PROVIDED RECORDS
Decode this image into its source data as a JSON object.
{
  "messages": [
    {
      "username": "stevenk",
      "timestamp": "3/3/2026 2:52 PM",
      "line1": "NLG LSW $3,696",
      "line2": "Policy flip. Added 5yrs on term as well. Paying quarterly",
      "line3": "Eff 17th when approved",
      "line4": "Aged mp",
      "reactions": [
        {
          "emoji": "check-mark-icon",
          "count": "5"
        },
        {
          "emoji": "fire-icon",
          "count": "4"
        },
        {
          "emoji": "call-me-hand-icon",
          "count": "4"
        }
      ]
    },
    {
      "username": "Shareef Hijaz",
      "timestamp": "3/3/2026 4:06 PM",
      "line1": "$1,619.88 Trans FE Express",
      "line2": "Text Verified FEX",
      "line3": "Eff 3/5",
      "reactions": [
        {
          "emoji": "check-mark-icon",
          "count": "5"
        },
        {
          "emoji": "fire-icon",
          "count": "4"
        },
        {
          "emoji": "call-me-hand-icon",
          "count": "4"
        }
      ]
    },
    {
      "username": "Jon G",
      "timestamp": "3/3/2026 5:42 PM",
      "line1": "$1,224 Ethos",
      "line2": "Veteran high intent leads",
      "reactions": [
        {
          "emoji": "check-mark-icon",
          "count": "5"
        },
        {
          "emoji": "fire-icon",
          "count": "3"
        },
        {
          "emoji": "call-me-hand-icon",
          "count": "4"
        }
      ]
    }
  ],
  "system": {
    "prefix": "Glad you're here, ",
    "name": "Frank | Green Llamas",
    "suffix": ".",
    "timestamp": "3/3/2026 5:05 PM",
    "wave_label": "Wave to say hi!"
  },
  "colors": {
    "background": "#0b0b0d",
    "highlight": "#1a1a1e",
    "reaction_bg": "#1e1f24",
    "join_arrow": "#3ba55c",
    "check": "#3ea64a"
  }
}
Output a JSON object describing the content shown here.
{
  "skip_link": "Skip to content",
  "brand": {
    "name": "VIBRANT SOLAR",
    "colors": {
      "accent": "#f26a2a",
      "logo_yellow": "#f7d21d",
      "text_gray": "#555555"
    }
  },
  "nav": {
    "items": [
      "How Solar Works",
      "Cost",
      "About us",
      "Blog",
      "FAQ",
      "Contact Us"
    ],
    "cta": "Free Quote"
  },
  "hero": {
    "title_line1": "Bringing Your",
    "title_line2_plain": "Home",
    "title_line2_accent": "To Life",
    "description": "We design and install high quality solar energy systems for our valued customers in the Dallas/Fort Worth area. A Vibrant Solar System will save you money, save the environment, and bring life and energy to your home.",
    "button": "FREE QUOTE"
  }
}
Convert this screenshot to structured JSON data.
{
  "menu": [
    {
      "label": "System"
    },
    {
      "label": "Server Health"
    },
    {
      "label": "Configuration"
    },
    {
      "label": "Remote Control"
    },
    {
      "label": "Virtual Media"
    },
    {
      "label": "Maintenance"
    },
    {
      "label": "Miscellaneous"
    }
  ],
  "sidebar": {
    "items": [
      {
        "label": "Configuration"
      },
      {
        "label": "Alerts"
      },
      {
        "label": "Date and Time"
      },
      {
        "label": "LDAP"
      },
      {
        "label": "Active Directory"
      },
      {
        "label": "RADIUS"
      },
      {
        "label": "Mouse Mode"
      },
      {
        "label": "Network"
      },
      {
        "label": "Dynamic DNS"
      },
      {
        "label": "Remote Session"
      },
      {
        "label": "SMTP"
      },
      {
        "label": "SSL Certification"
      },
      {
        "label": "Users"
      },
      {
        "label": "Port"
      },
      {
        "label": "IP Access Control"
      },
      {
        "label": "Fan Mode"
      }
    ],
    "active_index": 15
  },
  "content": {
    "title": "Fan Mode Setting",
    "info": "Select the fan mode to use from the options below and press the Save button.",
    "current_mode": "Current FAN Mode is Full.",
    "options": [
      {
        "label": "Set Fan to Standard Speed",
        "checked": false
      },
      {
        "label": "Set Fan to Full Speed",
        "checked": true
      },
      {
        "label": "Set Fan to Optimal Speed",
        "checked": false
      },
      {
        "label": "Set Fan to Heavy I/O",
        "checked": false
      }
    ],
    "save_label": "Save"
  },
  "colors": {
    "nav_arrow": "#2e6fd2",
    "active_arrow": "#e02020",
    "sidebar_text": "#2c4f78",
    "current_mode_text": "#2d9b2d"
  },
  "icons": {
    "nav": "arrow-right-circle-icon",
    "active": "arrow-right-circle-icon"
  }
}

TASK INSTRUCTIONS
Of all the lines in the listing above, how many contain the word "here"? Answer with the number alone.

ANSWER IN FULL
2